### Exercise details
All of the data below should be written out exactly.

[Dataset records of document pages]

=-=-=

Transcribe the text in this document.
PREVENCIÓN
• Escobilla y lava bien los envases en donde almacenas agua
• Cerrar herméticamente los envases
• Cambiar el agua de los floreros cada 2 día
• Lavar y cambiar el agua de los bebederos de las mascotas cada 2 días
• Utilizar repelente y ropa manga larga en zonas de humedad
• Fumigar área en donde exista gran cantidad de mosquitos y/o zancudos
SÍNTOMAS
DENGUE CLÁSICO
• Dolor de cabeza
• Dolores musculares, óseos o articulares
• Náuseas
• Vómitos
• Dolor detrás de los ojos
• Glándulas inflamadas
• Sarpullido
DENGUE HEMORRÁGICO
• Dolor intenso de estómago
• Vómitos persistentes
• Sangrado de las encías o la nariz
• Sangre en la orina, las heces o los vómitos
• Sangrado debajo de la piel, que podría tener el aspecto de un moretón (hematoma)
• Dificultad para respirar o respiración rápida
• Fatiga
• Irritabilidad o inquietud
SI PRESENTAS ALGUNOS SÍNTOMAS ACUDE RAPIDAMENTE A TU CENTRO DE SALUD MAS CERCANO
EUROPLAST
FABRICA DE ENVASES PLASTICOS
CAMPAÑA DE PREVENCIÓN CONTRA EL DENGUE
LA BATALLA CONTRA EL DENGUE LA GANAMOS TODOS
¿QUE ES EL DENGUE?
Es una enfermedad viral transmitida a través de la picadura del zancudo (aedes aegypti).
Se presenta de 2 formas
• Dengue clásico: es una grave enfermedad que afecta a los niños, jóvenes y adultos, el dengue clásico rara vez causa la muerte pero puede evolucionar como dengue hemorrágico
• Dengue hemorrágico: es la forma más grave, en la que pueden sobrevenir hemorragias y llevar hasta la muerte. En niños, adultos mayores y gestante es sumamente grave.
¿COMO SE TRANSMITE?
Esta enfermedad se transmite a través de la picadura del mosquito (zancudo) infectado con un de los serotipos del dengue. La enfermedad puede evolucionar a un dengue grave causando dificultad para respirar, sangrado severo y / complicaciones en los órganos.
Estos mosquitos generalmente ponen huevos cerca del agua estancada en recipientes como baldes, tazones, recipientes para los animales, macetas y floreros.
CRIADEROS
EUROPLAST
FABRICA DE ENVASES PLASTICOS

=-=-=

### Answer below
Transcribe the text in this document.
PREVENCIÓN
• Escobilla y lava bien los envases en donde almacenas agua
• Cerrar herméticamente los envases
• Cambiar el agua de los floreros cada 2 día
• Lavar y cambiar el agua de los bebederos de las mascotas cada 2 días
• Utilizar repelente y ropa manga larga en zonas de humedad
• Fumigar área en donde exista gran cantidad de mosquitos y/o zancudos
SÍNTOMAS
DENGUE CLÁSICO
• Dolor de cabeza
• Dolores musculares, óseos o articulares
• Náuseas
• Vómitos
• Dolor detrás de los ojos
• Glándulas inflamadas
• Sarpullido
DENGUE HEMORRÁGICO
• Dolor intenso de estómago
• Vómitos persistentes
• Sangrado de las encías o la nariz
• Sangre en la orina, las heces o los vómitos
• Sangrado debajo de la piel, que podría tener el aspecto de un moretón (hematoma)
• Dificultad para respirar o respiración rápida
• Fatiga
• Irritabilidad o inquietud
SI PRESENTAS ALGUNOS SÍNTOMAS ACUDE RAPIDAMENTE A TU CENTRO DE SALUD MAS CERCANO
EUROPLAST
FABRICA DE ENVASES PLASTICOS
CAMPAÑA DE PREVENCIÓN CONTRA EL DENGUE
LA BATALLA CONTRA EL DENGUE LA GANAMOS TODOS
¿QUE ES EL DENGUE?
Es una enfermedad viral transmitida a través de la picadura del zancudo (aedes aegypti).
Se presenta de 2 formas
• Dengue clásico: es una grave enfermedad que afecta a los niños, jóvenes y adultos, el dengue clásico rara vez causa la muerte pero puede evolucionar como dengue hemorrágico
• Dengue hemorrágico: es la forma más grave, en la que pueden sobrevenir hemorragias y llevar hasta la muerte. En niños, adultos mayores y gestante es sumamente grave.
¿COMO SE TRANSMITE?
Esta enfermedad se transmite a través de la picadura del mosquito (zancudo) infectado con un de los serotipos del dengue. La enfermedad puede evolucionar a un dengue grave causando dificultad para respirar, sangrado severo y / complicaciones en los órganos.
Estos mosquitos generalmente ponen huevos cerca del agua estancada en recipientes como baldes, tazones, recipientes para los animales, macetas y floreros.
CRIADEROS
EUROPLAST
FABRICA DE ENVASES PLASTICOS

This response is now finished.